What to do:
Print out the material that follows word for word.
begin
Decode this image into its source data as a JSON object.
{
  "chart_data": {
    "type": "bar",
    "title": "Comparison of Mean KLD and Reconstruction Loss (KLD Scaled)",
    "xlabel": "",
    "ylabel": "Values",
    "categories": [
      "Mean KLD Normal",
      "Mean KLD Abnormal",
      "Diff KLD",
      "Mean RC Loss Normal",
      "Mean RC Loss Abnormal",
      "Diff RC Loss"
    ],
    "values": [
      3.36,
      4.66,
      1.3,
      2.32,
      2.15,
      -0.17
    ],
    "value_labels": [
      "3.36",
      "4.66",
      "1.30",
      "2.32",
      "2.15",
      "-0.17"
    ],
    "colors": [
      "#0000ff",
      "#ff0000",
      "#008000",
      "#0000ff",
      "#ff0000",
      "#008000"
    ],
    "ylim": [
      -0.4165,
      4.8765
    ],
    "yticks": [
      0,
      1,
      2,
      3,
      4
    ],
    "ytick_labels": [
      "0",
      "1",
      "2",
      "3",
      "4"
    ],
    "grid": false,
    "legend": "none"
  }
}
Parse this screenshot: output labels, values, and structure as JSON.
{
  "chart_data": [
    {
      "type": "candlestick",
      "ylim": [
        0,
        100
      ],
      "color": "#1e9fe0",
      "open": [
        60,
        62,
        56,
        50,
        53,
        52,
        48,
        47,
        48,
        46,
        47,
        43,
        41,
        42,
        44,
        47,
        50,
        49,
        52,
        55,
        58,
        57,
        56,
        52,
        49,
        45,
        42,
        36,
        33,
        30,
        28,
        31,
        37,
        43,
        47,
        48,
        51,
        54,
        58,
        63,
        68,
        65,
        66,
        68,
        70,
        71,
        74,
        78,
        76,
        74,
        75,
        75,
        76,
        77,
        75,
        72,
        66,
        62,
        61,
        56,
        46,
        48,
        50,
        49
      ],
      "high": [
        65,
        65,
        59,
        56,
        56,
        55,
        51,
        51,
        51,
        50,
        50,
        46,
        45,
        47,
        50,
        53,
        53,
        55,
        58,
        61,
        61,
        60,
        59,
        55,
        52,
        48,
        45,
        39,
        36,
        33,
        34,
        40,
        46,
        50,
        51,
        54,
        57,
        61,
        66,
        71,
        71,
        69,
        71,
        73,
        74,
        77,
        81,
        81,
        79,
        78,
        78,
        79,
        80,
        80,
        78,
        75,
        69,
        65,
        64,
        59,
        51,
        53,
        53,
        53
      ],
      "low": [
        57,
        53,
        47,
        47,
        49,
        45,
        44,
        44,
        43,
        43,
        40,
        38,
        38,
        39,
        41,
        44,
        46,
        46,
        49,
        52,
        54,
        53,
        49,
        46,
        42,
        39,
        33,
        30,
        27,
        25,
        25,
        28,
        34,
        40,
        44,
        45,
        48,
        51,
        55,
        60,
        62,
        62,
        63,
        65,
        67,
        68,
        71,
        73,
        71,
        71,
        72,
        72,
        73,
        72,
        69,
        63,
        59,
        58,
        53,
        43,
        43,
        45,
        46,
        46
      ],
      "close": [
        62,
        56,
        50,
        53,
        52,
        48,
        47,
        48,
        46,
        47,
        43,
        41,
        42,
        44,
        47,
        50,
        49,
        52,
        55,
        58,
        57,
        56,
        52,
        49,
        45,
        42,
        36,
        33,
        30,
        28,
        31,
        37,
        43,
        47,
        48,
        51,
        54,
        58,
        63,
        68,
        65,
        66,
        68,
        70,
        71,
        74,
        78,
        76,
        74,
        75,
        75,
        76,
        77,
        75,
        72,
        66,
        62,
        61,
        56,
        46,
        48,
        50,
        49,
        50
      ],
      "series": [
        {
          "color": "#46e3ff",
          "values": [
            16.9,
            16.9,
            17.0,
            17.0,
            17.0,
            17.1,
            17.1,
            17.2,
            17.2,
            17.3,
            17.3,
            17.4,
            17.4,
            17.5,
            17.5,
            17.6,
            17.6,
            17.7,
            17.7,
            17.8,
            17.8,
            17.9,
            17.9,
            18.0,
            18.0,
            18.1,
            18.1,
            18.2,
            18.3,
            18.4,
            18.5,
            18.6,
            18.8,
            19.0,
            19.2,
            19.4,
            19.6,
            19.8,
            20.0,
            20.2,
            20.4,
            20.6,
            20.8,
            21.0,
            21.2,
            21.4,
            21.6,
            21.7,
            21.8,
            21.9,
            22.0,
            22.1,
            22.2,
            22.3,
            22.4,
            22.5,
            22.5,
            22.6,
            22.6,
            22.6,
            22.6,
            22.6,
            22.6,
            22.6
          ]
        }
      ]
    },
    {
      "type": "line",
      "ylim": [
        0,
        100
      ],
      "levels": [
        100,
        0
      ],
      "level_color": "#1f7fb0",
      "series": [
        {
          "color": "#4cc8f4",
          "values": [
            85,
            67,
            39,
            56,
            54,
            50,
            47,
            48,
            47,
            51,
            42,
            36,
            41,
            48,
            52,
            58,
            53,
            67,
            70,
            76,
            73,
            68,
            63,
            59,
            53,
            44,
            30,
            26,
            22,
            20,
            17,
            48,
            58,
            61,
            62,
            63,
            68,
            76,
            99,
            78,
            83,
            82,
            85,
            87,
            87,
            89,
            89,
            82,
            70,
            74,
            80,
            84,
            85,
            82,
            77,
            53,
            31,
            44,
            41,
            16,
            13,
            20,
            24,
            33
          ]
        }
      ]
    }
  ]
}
end
Response:
Decode this image into its source data as a JSON object.
{
  "chart_data": {
    "type": "bar",
    "title": "Comparison of Mean KLD and Reconstruction Loss (KLD Scaled)",
    "xlabel": "",
    "ylabel": "Values",
    "categories": [
      "Mean KLD Normal",
      "Mean KLD Abnormal",
      "Diff KLD",
      "Mean RC Loss Normal",
      "Mean RC Loss Abnormal",
      "Diff RC Loss"
    ],
    "values": [
      3.36,
      4.66,
      1.3,
      2.32,
      2.15,
      -0.17
    ],
    "value_labels": [
      "3.36",
      "4.66",
      "1.30",
      "2.32",
      "2.15",
      "-0.17"
    ],
    "colors": [
      "#0000ff",
      "#ff0000",
      "#008000",
      "#0000ff",
      "#ff0000",
      "#008000"
    ],
    "ylim": [
      -0.4165,
      4.8765
    ],
    "yticks": [
      0,
      1,
      2,
      3,
      4
    ],
    "ytick_labels": [
      "0",
      "1",
      "2",
      "3",
      "4"
    ],
    "grid": false,
    "legend": "none"
  }
}
Parse this screenshot: output labels, values, and structure as JSON.
{
  "chart_data": [
    {
      "type": "candlestick",
      "ylim": [
        0,
        100
      ],
      "color": "#1e9fe0",
      "open": [
        60,
        62,
        56,
        50,
        53,
        52,
        48,
        47,
        48,
        46,
        47,
        43,
        41,
        42,
        44,
        47,
        50,
        49,
        52,
        55,
        58,
        57,
        56,
        52,
        49,
        45,
        42,
        36,
        33,
        30,
        28,
        31,
        37,
        43,
        47,
        48,
        51,
        54,
        58,
        63,
        68,
        65,
        66,
        68,
        70,
        71,
        74,
        78,
        76,
        74,
        75,
        75,
        76,
        77,
        75,
        72,
        66,
        62,
        61,
        56,
        46,
        48,
        50,
        49
      ],
      "high": [
        65,
        65,
        59,
        56,
        56,
        55,
        51,
        51,
        51,
        50,
        50,
        46,
        45,
        47,
        50,
        53,
        53,
        55,
        58,
        61,
        61,
        60,
        59,
        55,
        52,
        48,
        45,
        39,
        36,
        33,
        34,
        40,
        46,
        50,
        51,
        54,
        57,
        61,
        66,
        71,
        71,
        69,
        71,
        73,
        74,
        77,
        81,
        81,
        79,
        78,
        78,
        79,
        80,
        80,
        78,
        75,
        69,
        65,
        64,
        59,
        51,
        53,
        53,
        53
      ],
      "low": [
        57,
        53,
        47,
        47,
        49,
        45,
        44,
        44,
        43,
        43,
        40,
        38,
        38,
        39,
        41,
        44,
        46,
        46,
        49,
        52,
        54,
        53,
        49,
        46,
        42,
        39,
        33,
        30,
        27,
        25,
        25,
        28,
        34,
        40,
        44,
        45,
        48,
        51,
        55,
        60,
        62,
        62,
        63,
        65,
        67,
        68,
        71,
        73,
        71,
        71,
        72,
        72,
        73,
        72,
        69,
        63,
        59,
        58,
        53,
        43,
        43,
        45,
        46,
        46
      ],
      "close": [
        62,
        56,
        50,
        53,
        52,
        48,
        47,
        48,
        46,
        47,
        43,
        41,
        42,
        44,
        47,
        50,
        49,
        52,
        55,
        58,
        57,
        56,
        52,
        49,
        45,
        42,
        36,
        33,
        30,
        28,
        31,
        37,
        43,
        47,
        48,
        51,
        54,
        58,
        63,
        68,
        65,
        66,
        68,
        70,
        71,
        74,
        78,
        76,
        74,
        75,
        75,
        76,
        77,
        75,
        72,
        66,
        62,
        61,
        56,
        46,
        48,
        50,
        49,
        50
      ],
      "series": [
        {
          "color": "#46e3ff",
          "values": [
            16.9,
            16.9,
            17.0,
            17.0,
            17.0,
            17.1,
            17.1,
            17.2,
            17.2,
            17.3,
            17.3,
            17.4,
            17.4,
            17.5,
            17.5,
            17.6,
            17.6,
            17.7,
            17.7,
            17.8,
            17.8,
            17.9,
            17.9,
            18.0,
            18.0,
            18.1,
            18.1,
            18.2,
            18.3,
            18.4,
            18.5,
            18.6,
            18.8,
            19.0,
            19.2,
            19.4,
            19.6,
            19.8,
            20.0,
            20.2,
            20.4,
            20.6,
            20.8,
            21.0,
            21.2,
            21.4,
            21.6,
            21.7,
            21.8,
            21.9,
            22.0,
            22.1,
            22.2,
            22.3,
            22.4,
            22.5,
            22.5,
            22.6,
            22.6,
            22.6,
            22.6,
            22.6,
            22.6,
            22.6
          ]
        }
      ]
    },
    {
      "type": "line",
      "ylim": [
        0,
        100
      ],
      "levels": [
        100,
        0
      ],
      "level_color": "#1f7fb0",
      "series": [
        {
          "color": "#4cc8f4",
          "values": [
            85,
            67,
            39,
            56,
            54,
            50,
            47,
            48,
            47,
            51,
            42,
            36,
            41,
            48,
            52,
            58,
            53,
            67,
            70,
            76,
            73,
            68,
            63,
            59,
            53,
            44,
            30,
            26,
            22,
            20,
            17,
            48,
            58,
            61,
            62,
            63,
            68,
            76,
            99,
            78,
            83,
            82,
            85,
            87,
            87,
            89,
            89,
            82,
            70,
            74,
            80,
            84,
            85,
            82,
            77,
            53,
            31,
            44,
            41,
            16,
            13,
            20,
            24,
            33
          ]
        }
      ]
    }
  ]
}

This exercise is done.